__Exercise directions__: Provide only the number of lines in the records below that include "EngSpd".

__Excerpted records__:
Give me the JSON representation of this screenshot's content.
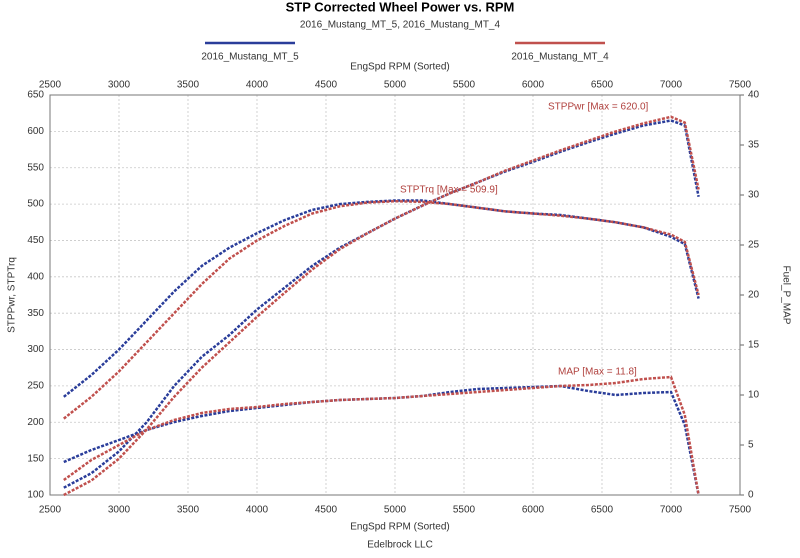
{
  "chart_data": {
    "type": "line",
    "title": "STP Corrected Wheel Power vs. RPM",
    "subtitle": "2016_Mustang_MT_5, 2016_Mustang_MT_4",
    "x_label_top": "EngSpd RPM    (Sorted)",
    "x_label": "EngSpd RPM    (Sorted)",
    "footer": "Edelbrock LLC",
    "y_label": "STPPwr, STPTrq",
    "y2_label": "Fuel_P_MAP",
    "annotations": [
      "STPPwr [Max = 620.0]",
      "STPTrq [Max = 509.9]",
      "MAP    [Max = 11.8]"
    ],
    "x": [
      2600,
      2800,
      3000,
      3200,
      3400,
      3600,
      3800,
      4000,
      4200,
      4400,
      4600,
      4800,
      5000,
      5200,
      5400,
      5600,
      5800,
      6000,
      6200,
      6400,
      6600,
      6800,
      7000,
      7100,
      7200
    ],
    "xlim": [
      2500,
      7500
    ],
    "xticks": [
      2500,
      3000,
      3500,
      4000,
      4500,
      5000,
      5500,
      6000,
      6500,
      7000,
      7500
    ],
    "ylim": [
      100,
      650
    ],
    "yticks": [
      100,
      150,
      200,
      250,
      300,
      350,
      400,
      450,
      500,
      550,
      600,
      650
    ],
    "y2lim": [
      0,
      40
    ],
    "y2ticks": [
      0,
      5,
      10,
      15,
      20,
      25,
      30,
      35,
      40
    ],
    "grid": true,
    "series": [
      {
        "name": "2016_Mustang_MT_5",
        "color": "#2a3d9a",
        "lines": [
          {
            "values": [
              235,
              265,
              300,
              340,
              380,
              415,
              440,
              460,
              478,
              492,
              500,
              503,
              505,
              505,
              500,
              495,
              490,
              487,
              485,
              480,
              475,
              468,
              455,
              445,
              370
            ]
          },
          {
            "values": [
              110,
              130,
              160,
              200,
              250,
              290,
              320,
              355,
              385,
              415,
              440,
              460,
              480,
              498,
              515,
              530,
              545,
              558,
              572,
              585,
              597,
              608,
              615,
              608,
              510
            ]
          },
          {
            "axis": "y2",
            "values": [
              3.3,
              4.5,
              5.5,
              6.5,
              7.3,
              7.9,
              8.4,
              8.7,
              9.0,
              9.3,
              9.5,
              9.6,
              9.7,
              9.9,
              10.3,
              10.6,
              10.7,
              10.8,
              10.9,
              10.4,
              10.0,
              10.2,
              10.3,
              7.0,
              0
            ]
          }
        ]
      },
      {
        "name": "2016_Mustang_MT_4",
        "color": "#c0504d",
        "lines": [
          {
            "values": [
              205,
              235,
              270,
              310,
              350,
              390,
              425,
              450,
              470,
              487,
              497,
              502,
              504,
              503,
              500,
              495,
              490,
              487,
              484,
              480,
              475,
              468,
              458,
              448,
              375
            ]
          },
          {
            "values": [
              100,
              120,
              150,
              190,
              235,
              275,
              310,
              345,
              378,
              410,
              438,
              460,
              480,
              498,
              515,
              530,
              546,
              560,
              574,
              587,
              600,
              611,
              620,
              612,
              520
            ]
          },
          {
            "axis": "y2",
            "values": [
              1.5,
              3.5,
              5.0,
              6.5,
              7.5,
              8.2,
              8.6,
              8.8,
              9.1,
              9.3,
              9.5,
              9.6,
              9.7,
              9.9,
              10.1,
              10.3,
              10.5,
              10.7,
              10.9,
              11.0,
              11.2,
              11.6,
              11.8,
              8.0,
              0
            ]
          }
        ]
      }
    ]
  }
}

__Exercise response__: 2